Go through the data below. Pull out every line that has the word "true".

------ Records for this task

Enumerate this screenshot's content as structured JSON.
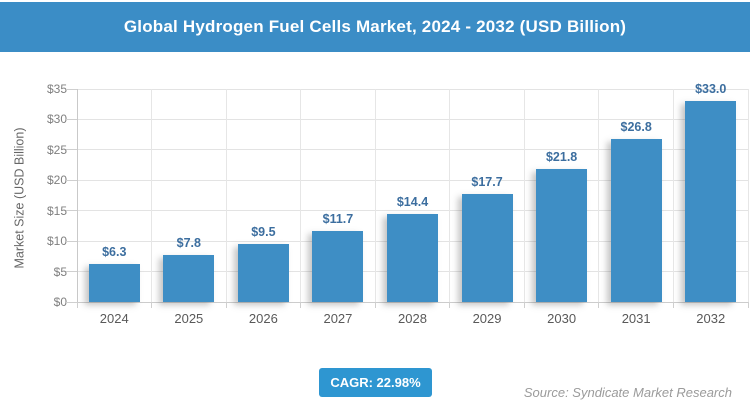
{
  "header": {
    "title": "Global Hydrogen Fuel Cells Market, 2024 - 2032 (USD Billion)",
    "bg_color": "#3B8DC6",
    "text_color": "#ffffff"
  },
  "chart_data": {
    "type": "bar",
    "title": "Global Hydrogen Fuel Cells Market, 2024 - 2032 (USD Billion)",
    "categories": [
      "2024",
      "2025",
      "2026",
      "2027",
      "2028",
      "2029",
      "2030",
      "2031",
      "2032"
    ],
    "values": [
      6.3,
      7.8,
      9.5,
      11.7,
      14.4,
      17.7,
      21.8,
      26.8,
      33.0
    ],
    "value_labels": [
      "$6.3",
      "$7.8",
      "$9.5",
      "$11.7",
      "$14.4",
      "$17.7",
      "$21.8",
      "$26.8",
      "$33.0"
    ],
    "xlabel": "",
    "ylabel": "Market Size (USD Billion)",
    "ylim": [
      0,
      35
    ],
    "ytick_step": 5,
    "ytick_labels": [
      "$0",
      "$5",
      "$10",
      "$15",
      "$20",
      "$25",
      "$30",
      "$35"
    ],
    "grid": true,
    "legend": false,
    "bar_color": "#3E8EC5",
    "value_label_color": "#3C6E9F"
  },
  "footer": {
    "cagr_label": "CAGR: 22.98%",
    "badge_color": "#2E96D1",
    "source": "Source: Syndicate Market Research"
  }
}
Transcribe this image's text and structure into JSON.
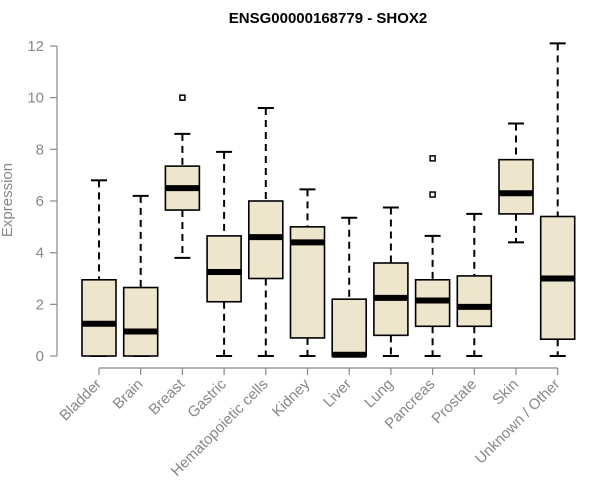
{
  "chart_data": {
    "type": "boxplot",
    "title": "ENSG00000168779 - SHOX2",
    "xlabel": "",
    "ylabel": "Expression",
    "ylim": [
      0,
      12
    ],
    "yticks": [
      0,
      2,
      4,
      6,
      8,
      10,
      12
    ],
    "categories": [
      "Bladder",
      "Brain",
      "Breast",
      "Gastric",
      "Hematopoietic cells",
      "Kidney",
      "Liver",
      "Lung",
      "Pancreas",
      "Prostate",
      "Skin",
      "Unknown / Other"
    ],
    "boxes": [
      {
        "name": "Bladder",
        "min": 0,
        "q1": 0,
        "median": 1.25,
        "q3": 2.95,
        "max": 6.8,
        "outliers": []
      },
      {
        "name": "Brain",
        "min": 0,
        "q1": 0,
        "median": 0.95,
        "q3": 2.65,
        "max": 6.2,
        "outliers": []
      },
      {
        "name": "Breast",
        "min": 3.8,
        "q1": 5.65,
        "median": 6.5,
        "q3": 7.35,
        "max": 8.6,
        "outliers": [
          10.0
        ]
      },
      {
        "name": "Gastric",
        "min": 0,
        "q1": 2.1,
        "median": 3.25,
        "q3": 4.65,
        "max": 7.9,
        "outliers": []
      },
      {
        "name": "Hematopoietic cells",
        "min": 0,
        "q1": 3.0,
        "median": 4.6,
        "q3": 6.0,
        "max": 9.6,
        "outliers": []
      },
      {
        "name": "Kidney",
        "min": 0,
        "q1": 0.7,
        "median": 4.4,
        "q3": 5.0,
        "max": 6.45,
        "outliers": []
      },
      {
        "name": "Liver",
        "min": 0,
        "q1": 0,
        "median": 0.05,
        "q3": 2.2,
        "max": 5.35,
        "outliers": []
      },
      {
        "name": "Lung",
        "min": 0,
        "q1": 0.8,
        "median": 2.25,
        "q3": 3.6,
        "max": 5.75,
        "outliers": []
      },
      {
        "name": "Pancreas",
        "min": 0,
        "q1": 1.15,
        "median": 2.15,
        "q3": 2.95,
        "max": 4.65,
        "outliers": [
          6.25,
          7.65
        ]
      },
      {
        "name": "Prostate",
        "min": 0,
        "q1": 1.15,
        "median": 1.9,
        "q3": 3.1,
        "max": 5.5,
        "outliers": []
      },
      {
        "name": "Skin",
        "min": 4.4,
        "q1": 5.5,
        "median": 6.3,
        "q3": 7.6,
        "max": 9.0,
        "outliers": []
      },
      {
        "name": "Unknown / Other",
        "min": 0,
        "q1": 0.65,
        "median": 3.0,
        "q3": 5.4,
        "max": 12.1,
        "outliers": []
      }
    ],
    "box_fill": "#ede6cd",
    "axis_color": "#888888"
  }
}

------------
------ Records for this task

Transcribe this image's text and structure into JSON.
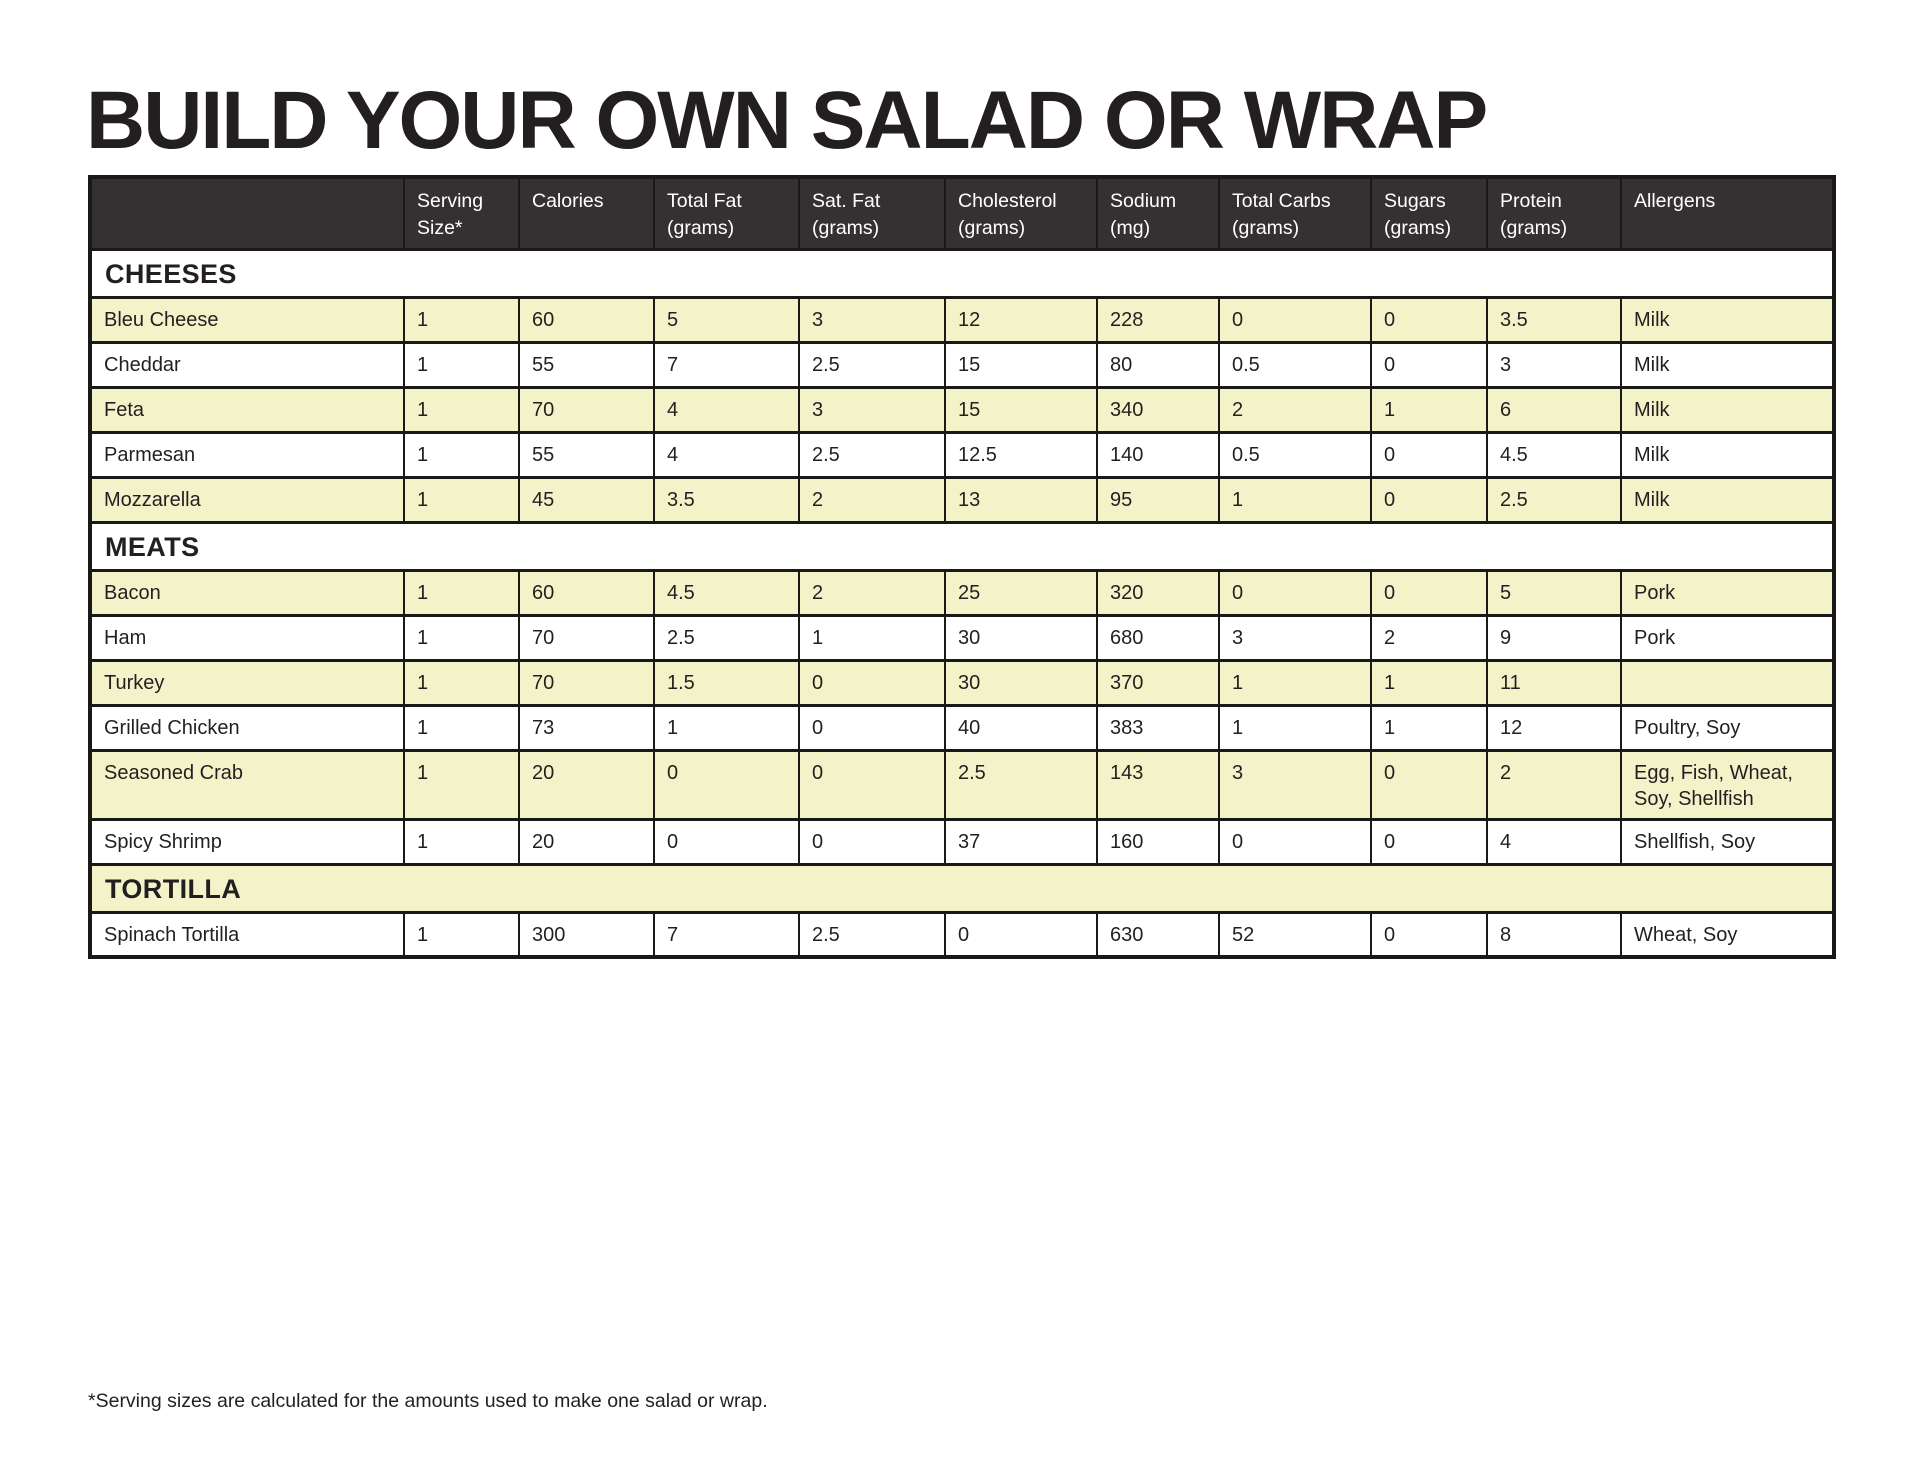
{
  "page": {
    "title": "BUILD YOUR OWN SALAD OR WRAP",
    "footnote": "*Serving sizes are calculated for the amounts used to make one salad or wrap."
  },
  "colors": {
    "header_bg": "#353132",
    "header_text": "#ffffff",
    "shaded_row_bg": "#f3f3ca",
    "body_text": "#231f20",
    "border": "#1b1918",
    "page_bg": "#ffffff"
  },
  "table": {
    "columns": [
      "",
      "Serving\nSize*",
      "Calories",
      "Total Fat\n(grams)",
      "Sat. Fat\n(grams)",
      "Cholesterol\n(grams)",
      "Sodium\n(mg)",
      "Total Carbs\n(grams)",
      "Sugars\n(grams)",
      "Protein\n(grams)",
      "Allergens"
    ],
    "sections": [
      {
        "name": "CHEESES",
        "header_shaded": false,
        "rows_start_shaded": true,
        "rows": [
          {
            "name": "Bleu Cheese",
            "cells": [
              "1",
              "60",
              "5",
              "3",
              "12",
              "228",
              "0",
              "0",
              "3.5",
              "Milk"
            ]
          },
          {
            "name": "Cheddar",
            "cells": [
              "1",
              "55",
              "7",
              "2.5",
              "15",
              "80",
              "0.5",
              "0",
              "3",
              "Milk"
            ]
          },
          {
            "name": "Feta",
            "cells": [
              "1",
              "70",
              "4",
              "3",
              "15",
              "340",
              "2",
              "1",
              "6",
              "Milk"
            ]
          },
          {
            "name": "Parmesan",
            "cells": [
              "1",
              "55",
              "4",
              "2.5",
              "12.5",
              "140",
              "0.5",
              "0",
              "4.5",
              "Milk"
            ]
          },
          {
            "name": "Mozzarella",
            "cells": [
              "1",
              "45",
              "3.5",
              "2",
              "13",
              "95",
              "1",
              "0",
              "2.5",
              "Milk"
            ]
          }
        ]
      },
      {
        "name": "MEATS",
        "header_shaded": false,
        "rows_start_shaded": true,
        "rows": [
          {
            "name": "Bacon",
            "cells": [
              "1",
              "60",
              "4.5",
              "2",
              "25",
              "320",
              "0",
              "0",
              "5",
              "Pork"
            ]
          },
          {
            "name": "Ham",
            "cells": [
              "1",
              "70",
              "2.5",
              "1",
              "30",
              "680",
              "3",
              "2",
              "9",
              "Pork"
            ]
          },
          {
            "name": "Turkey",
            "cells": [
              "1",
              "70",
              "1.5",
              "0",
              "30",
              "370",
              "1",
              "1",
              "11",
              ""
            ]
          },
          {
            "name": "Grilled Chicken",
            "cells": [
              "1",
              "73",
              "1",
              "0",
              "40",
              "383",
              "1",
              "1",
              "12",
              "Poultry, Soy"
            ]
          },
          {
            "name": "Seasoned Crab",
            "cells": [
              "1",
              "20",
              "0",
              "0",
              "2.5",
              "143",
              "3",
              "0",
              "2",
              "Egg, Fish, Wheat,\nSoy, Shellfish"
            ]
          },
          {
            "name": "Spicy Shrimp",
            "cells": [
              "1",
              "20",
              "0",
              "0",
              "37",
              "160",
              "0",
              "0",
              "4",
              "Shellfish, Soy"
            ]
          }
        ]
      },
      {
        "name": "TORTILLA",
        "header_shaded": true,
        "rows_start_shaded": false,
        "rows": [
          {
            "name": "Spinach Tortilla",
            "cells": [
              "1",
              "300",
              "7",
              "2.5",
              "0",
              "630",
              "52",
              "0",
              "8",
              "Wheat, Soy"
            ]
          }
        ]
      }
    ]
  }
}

------------

» Response area:
    "grid": true,
        "rows_start_shaded": true,
        "rows_start_shaded": true,
        "header_shaded": true,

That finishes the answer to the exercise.